> **WORK TO DO**
Your task is to repeat all of the material exactly.

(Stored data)
········
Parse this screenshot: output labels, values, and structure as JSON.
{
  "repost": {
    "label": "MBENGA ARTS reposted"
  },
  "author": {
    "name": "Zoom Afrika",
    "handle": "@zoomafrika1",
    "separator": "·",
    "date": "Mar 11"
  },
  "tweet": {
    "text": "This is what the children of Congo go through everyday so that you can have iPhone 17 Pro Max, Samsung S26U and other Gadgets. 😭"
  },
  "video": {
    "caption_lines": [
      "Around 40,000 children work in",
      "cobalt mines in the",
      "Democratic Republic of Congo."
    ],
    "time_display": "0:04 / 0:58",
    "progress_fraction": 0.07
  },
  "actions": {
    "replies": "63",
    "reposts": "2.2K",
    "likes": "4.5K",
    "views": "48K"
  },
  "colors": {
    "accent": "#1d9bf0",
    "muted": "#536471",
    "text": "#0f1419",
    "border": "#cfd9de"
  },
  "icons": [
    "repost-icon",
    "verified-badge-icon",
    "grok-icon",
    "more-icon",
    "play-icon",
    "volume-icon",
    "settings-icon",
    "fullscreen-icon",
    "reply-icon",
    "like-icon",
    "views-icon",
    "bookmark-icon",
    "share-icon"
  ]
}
········
> **FULL RESPONSE**
Parse this screenshot: output labels, values, and structure as JSON.
{
  "repost": {
    "label": "MBENGA ARTS reposted"
  },
  "author": {
    "name": "Zoom Afrika",
    "handle": "@zoomafrika1",
    "separator": "·",
    "date": "Mar 11"
  },
  "tweet": {
    "text": "This is what the children of Congo go through everyday so that you can have iPhone 17 Pro Max, Samsung S26U and other Gadgets. 😭"
  },
  "video": {
    "caption_lines": [
      "Around 40,000 children work in",
      "cobalt mines in the",
      "Democratic Republic of Congo."
    ],
    "time_display": "0:04 / 0:58",
    "progress_fraction": 0.07
  },
  "actions": {
    "replies": "63",
    "reposts": "2.2K",
    "likes": "4.5K",
    "views": "48K"
  },
  "colors": {
    "accent": "#1d9bf0",
    "muted": "#536471",
    "text": "#0f1419",
    "border": "#cfd9de"
  },
  "icons": [
    "repost-icon",
    "verified-badge-icon",
    "grok-icon",
    "more-icon",
    "play-icon",
    "volume-icon",
    "settings-icon",
    "fullscreen-icon",
    "reply-icon",
    "like-icon",
    "views-icon",
    "bookmark-icon",
    "share-icon"
  ]
}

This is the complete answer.